> _Short problem_: Copy each line that holds "bound".
-- START OF Provided data --
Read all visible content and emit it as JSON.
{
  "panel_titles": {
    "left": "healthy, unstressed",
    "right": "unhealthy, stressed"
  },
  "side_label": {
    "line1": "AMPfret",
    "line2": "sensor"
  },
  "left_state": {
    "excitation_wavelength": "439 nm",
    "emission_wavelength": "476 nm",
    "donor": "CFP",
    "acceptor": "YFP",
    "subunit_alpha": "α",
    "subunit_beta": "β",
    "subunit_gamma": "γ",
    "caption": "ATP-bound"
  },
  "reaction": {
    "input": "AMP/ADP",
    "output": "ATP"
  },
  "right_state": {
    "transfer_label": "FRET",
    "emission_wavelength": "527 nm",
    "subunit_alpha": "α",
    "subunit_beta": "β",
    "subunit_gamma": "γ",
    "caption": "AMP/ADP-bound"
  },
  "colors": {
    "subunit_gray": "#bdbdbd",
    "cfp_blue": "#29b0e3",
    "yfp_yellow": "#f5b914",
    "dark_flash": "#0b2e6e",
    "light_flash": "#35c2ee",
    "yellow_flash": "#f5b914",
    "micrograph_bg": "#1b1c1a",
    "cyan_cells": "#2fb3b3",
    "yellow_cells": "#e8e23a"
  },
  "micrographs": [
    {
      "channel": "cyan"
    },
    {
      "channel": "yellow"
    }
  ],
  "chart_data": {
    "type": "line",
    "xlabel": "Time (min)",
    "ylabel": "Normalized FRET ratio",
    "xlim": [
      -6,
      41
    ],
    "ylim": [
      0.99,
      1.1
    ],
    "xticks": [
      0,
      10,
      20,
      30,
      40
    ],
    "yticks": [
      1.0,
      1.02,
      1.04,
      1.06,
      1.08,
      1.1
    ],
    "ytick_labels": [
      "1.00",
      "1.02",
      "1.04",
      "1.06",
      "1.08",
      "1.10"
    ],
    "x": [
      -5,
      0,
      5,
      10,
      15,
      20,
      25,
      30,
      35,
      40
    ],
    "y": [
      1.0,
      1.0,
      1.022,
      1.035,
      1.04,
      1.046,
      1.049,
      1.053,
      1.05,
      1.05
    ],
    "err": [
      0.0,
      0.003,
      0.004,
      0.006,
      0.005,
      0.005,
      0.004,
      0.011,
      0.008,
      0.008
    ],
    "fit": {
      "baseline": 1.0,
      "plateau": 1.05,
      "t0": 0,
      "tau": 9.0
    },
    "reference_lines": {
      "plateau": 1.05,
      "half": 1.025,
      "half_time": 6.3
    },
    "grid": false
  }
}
-- END OF Provided data --
> _Result for this exercise_:
    "caption": "ATP-bound"
    "caption": "AMP/ADP-bound"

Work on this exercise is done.